**Problem**
The records below must be output exactly, without pictures.

**Working data**
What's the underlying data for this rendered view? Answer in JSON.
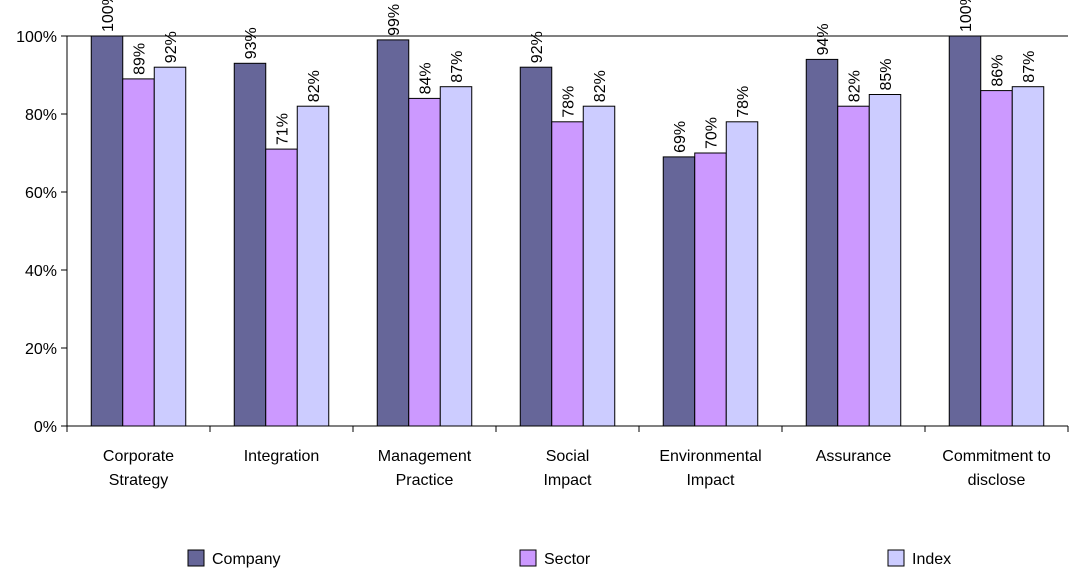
{
  "chart_data": {
    "type": "bar",
    "categories": [
      [
        "Corporate",
        "Strategy"
      ],
      [
        "Integration"
      ],
      [
        "Management",
        "Practice"
      ],
      [
        "Social",
        "Impact"
      ],
      [
        "Environmental",
        "Impact"
      ],
      [
        "Assurance"
      ],
      [
        "Commitment to",
        "disclose"
      ]
    ],
    "series": [
      {
        "name": "Company",
        "color": "#666699",
        "values": [
          100,
          93,
          99,
          92,
          69,
          94,
          100
        ]
      },
      {
        "name": "Sector",
        "color": "#CC99FF",
        "values": [
          89,
          71,
          84,
          78,
          70,
          82,
          86
        ]
      },
      {
        "name": "Index",
        "color": "#CCCCFF",
        "values": [
          92,
          82,
          87,
          82,
          78,
          85,
          87
        ]
      }
    ],
    "ylim": [
      0,
      100
    ],
    "yticks": [
      0,
      20,
      40,
      60,
      80,
      100
    ],
    "ytick_suffix": "%",
    "data_label_suffix": "%",
    "grid": false,
    "legend_position": "bottom"
  }
}
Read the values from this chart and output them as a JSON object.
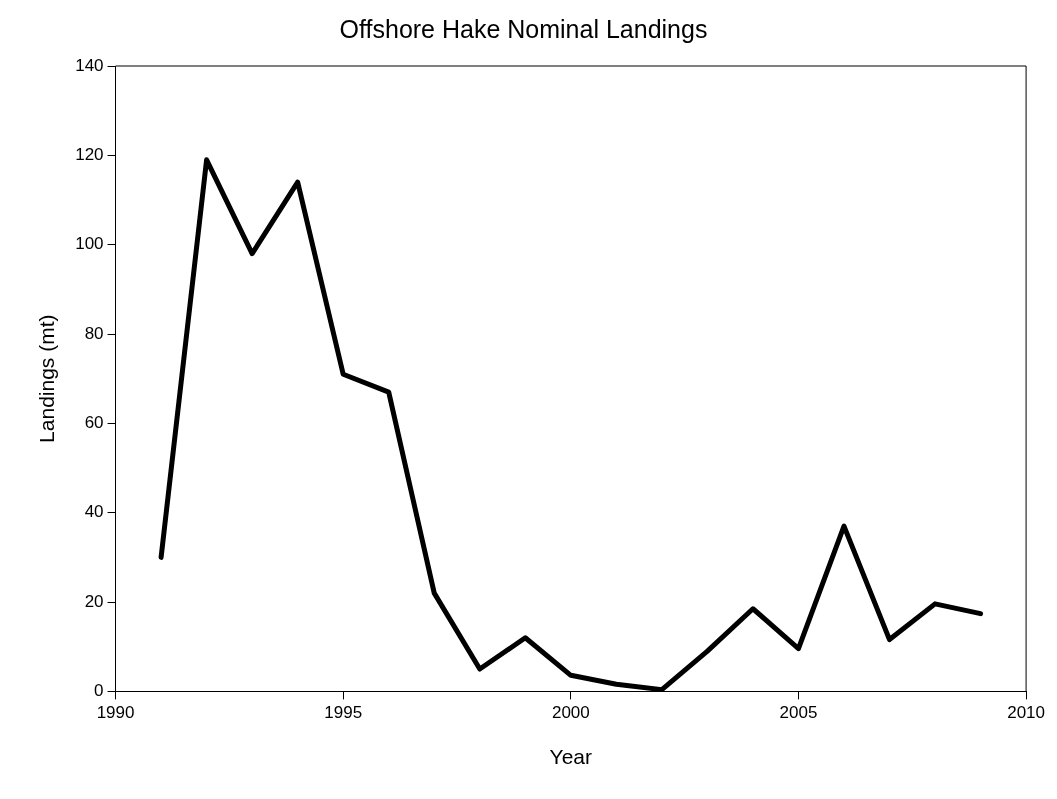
{
  "chart_data": {
    "type": "line",
    "title": "Offshore Hake Nominal Landings",
    "xlabel": "Year",
    "ylabel": "Landings (mt)",
    "x": [
      1991,
      1992,
      1993,
      1994,
      1995,
      1996,
      1997,
      1998,
      1999,
      2000,
      2001,
      2002,
      2003,
      2004,
      2005,
      2006,
      2007,
      2008,
      2009
    ],
    "series": [
      {
        "color": "#000000",
        "values": [
          30,
          119,
          98,
          114,
          71,
          67,
          22,
          5,
          12,
          3.6,
          1.6,
          0.4,
          9,
          18.5,
          9.6,
          37,
          11.6,
          19.6,
          17.4
        ]
      }
    ],
    "xlim": [
      1990,
      2010
    ],
    "xticks": [
      1990,
      1995,
      2000,
      2005,
      2010
    ],
    "ylim": [
      0,
      140
    ],
    "yticks": [
      0,
      20,
      40,
      60,
      80,
      100,
      120,
      140
    ],
    "grid": false,
    "legend": false,
    "marker": "none",
    "line_style": "solid"
  }
}
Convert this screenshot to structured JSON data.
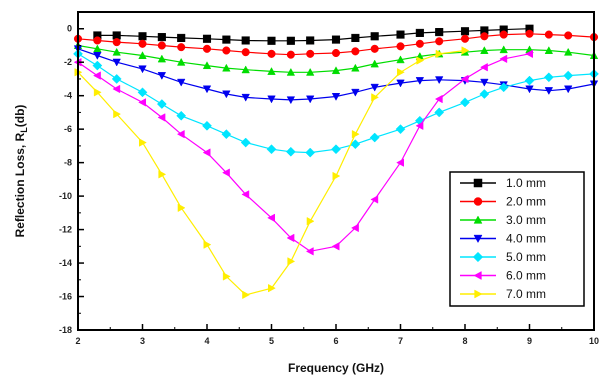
{
  "chart_data": {
    "type": "line",
    "title": "",
    "xlabel": "Frequency (GHz)",
    "ylabel": "Reflection Loss, R",
    "ylabel_subscript": "L",
    "ylabel_unit": "(db)",
    "xlim": [
      2,
      10
    ],
    "ylim": [
      -18,
      1
    ],
    "x_ticks": [
      "2",
      "3",
      "4",
      "5",
      "6",
      "7",
      "8",
      "9",
      "10"
    ],
    "y_ticks": [
      "0",
      "-2",
      "-4",
      "-6",
      "-8",
      "-10",
      "-12",
      "-14",
      "-16",
      "-18"
    ],
    "legend_position": "bottom-right",
    "grid": false,
    "x": [
      2.0,
      2.3,
      2.6,
      3.0,
      3.3,
      3.6,
      4.0,
      4.3,
      4.6,
      5.0,
      5.3,
      5.6,
      6.0,
      6.3,
      6.6,
      7.0,
      7.3,
      7.6,
      8.0,
      8.3,
      8.6,
      9.0,
      9.3,
      9.6,
      10.0
    ],
    "series": [
      {
        "name": "1.0 mm",
        "color": "#000000",
        "marker": "square",
        "values": [
          null,
          -0.4,
          -0.4,
          -0.45,
          -0.5,
          -0.55,
          -0.6,
          -0.65,
          -0.7,
          -0.72,
          -0.72,
          -0.7,
          -0.65,
          -0.55,
          -0.45,
          -0.35,
          -0.25,
          -0.2,
          -0.15,
          -0.1,
          -0.05,
          0.0,
          null,
          null,
          null
        ]
      },
      {
        "name": "2.0 mm",
        "color": "#ff0000",
        "marker": "circle",
        "values": [
          -0.6,
          -0.7,
          -0.8,
          -0.9,
          -1.0,
          -1.1,
          -1.2,
          -1.3,
          -1.4,
          -1.5,
          -1.55,
          -1.5,
          -1.45,
          -1.35,
          -1.2,
          -1.05,
          -0.9,
          -0.75,
          -0.6,
          -0.45,
          -0.35,
          -0.3,
          -0.35,
          -0.4,
          -0.5
        ]
      },
      {
        "name": "3.0 mm",
        "color": "#00dd00",
        "marker": "triangle-up",
        "values": [
          -1.0,
          -1.2,
          -1.4,
          -1.6,
          -1.8,
          -2.0,
          -2.2,
          -2.35,
          -2.45,
          -2.55,
          -2.6,
          -2.6,
          -2.5,
          -2.35,
          -2.1,
          -1.85,
          -1.65,
          -1.5,
          -1.4,
          -1.3,
          -1.25,
          -1.25,
          -1.3,
          -1.4,
          -1.6
        ]
      },
      {
        "name": "4.0 mm",
        "color": "#0000ee",
        "marker": "triangle-down",
        "values": [
          -1.2,
          -1.6,
          -2.0,
          -2.4,
          -2.8,
          -3.2,
          -3.6,
          -3.9,
          -4.1,
          -4.2,
          -4.25,
          -4.2,
          -4.05,
          -3.8,
          -3.5,
          -3.25,
          -3.1,
          -3.05,
          -3.1,
          -3.2,
          -3.35,
          -3.6,
          -3.7,
          -3.6,
          -3.3
        ]
      },
      {
        "name": "5.0 mm",
        "color": "#00e5ff",
        "marker": "diamond",
        "values": [
          -1.5,
          -2.2,
          -3.0,
          -3.8,
          -4.5,
          -5.2,
          -5.8,
          -6.3,
          -6.8,
          -7.2,
          -7.35,
          -7.4,
          -7.2,
          -6.9,
          -6.5,
          -6.0,
          -5.5,
          -5.0,
          -4.4,
          -3.9,
          -3.5,
          -3.1,
          -2.9,
          -2.8,
          -2.7
        ]
      },
      {
        "name": "6.0 mm",
        "color": "#ff00ff",
        "marker": "triangle-left",
        "values": [
          -2.0,
          -2.8,
          -3.6,
          -4.4,
          -5.3,
          -6.3,
          -7.4,
          -8.6,
          -9.9,
          -11.3,
          -12.5,
          -13.3,
          -13.0,
          -11.9,
          -10.2,
          -8.0,
          -5.8,
          -4.2,
          -3.0,
          -2.3,
          -1.8,
          -1.5,
          null,
          null,
          null
        ]
      },
      {
        "name": "7.0 mm",
        "color": "#ffee00",
        "marker": "triangle-right",
        "values": [
          -2.6,
          -3.8,
          -5.1,
          -6.8,
          -8.7,
          -10.7,
          -12.9,
          -14.8,
          -15.9,
          -15.5,
          -13.9,
          -11.5,
          -8.8,
          -6.3,
          -4.1,
          -2.6,
          -1.9,
          -1.5,
          -1.3,
          null,
          null,
          null,
          null,
          null,
          null
        ]
      }
    ]
  }
}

**Written answer**
What's the underlying data for this rendered view? Answer in JSON.
{
  "chart_data": {
    "type": "bar",
    "categories": [
      [
        "Corporate",
        "Strategy"
      ],
      [
        "Integration"
      ],
      [
        "Management",
        "Practice"
      ],
      [
        "Social",
        "Impact"
      ],
      [
        "Environmental",
        "Impact"
      ],
      [
        "Assurance"
      ],
      [
        "Commitment to",
        "disclose"
      ]
    ],
    "series": [
      {
        "name": "Company",
        "color": "#666699",
        "values": [
          100,
          93,
          99,
          92,
          69,
          94,
          100
        ]
      },
      {
        "name": "Sector",
        "color": "#CC99FF",
        "values": [
          89,
          71,
          84,
          78,
          70,
          82,
          86
        ]
      },
      {
        "name": "Index",
        "color": "#CCCCFF",
        "values": [
          92,
          82,
          87,
          82,
          78,
          85,
          87
        ]
      }
    ],
    "ylim": [
      0,
      100
    ],
    "yticks": [
      0,
      20,
      40,
      60,
      80,
      100
    ],
    "ytick_suffix": "%",
    "data_label_suffix": "%",
    "grid": false,
    "legend_position": "bottom"
  }
}
Read the values from this chart and output them as a JSON object.
{
  "chart_data": {
    "type": "line",
    "title": "Offshore Hake Nominal Landings",
    "xlabel": "Year",
    "ylabel": "Landings (mt)",
    "x": [
      1991,
      1992,
      1993,
      1994,
      1995,
      1996,
      1997,
      1998,
      1999,
      2000,
      2001,
      2002,
      2003,
      2004,
      2005,
      2006,
      2007,
      2008,
      2009
    ],
    "series": [
      {
        "color": "#000000",
        "values": [
          30,
          119,
          98,
          114,
          71,
          67,
          22,
          5,
          12,
          3.6,
          1.6,
          0.4,
          9,
          18.5,
          9.6,
          37,
          11.6,
          19.6,
          17.4
        ]
      }
    ],
    "xlim": [
      1990,
      2010
    ],
    "xticks": [
      1990,
      1995,
      2000,
      2005,
      2010
    ],
    "ylim": [
      0,
      140
    ],
    "yticks": [
      0,
      20,
      40,
      60,
      80,
      100,
      120,
      140
    ],
    "grid": false,
    "legend": false,
    "marker": "none",
    "line_style": "solid"
  }
}
Convert this screenshot to structured JSON data.
{
  "chart_data": {
    "type": "line",
    "title": "",
    "xlabel": "Frequency (GHz)",
    "ylabel": "Reflection Loss, R",
    "ylabel_subscript": "L",
    "ylabel_unit": "(db)",
    "xlim": [
      2,
      10
    ],
    "ylim": [
      -18,
      1
    ],
    "x_ticks": [
      "2",
      "3",
      "4",
      "5",
      "6",
      "7",
      "8",
      "9",
      "10"
    ],
    "y_ticks": [
      "0",
      "-2",
      "-4",
      "-6",
      "-8",
      "-10",
      "-12",
      "-14",
      "-16",
      "-18"
    ],
    "legend_position": "bottom-right",
    "grid": false,
    "x": [
      2.0,
      2.3,
      2.6,
      3.0,
      3.3,
      3.6,
      4.0,
      4.3,
      4.6,
      5.0,
      5.3,
      5.6,
      6.0,
      6.3,
      6.6,
      7.0,
      7.3,
      7.6,
      8.0,
      8.3,
      8.6,
      9.0,
      9.3,
      9.6,
      10.0
    ],
    "series": [
      {
        "name": "1.0 mm",
        "color": "#000000",
        "marker": "square",
        "values": [
          null,
          -0.4,
          -0.4,
          -0.45,
          -0.5,
          -0.55,
          -0.6,
          -0.65,
          -0.7,
          -0.72,
          -0.72,
          -0.7,
          -0.65,
          -0.55,
          -0.45,
          -0.35,
          -0.25,
          -0.2,
          -0.15,
          -0.1,
          -0.05,
          0.0,
          null,
          null,
          null
        ]
      },
      {
        "name": "2.0 mm",
        "color": "#ff0000",
        "marker": "circle",
        "values": [
          -0.6,
          -0.7,
          -0.8,
          -0.9,
          -1.0,
          -1.1,
          -1.2,
          -1.3,
          -1.4,
          -1.5,
          -1.55,
          -1.5,
          -1.45,
          -1.35,
          -1.2,
          -1.05,
          -0.9,
          -0.75,
          -0.6,
          -0.45,
          -0.35,
          -0.3,
          -0.35,
          -0.4,
          -0.5
        ]
      },
      {
        "name": "3.0 mm",
        "color": "#00dd00",
        "marker": "triangle-up",
        "values": [
          -1.0,
          -1.2,
          -1.4,
          -1.6,
          -1.8,
          -2.0,
          -2.2,
          -2.35,
          -2.45,
          -2.55,
          -2.6,
          -2.6,
          -2.5,
          -2.35,
          -2.1,
          -1.85,
          -1.65,
          -1.5,
          -1.4,
          -1.3,
          -1.25,
          -1.25,
          -1.3,
          -1.4,
          -1.6
        ]
      },
      {
        "name": "4.0 mm",
        "color": "#0000ee",
        "marker": "triangle-down",
        "values": [
          -1.2,
          -1.6,
          -2.0,
          -2.4,
          -2.8,
          -3.2,
          -3.6,
          -3.9,
          -4.1,
          -4.2,
          -4.25,
          -4.2,
          -4.05,
          -3.8,
          -3.5,
          -3.25,
          -3.1,
          -3.05,
          -3.1,
          -3.2,
          -3.35,
          -3.6,
          -3.7,
          -3.6,
          -3.3
        ]
      },
      {
        "name": "5.0 mm",
        "color": "#00e5ff",
        "marker": "diamond",
        "values": [
          -1.5,
          -2.2,
          -3.0,
          -3.8,
          -4.5,
          -5.2,
          -5.8,
          -6.3,
          -6.8,
          -7.2,
          -7.35,
          -7.4,
          -7.2,
          -6.9,
          -6.5,
          -6.0,
          -5.5,
          -5.0,
          -4.4,
          -3.9,
          -3.5,
          -3.1,
          -2.9,
          -2.8,
          -2.7
        ]
      },
      {
        "name": "6.0 mm",
        "color": "#ff00ff",
        "marker": "triangle-left",
        "values": [
          -2.0,
          -2.8,
          -3.6,
          -4.4,
          -5.3,
          -6.3,
          -7.4,
          -8.6,
          -9.9,
          -11.3,
          -12.5,
          -13.3,
          -13.0,
          -11.9,
          -10.2,
          -8.0,
          -5.8,
          -4.2,
          -3.0,
          -2.3,
          -1.8,
          -1.5,
          null,
          null,
          null
        ]
      },
      {
        "name": "7.0 mm",
        "color": "#ffee00",
        "marker": "triangle-right",
        "values": [
          -2.6,
          -3.8,
          -5.1,
          -6.8,
          -8.7,
          -10.7,
          -12.9,
          -14.8,
          -15.9,
          -15.5,
          -13.9,
          -11.5,
          -8.8,
          -6.3,
          -4.1,
          -2.6,
          -1.9,
          -1.5,
          -1.3,
          null,
          null,
          null,
          null,
          null,
          null
        ]
      }
    ]
  }
}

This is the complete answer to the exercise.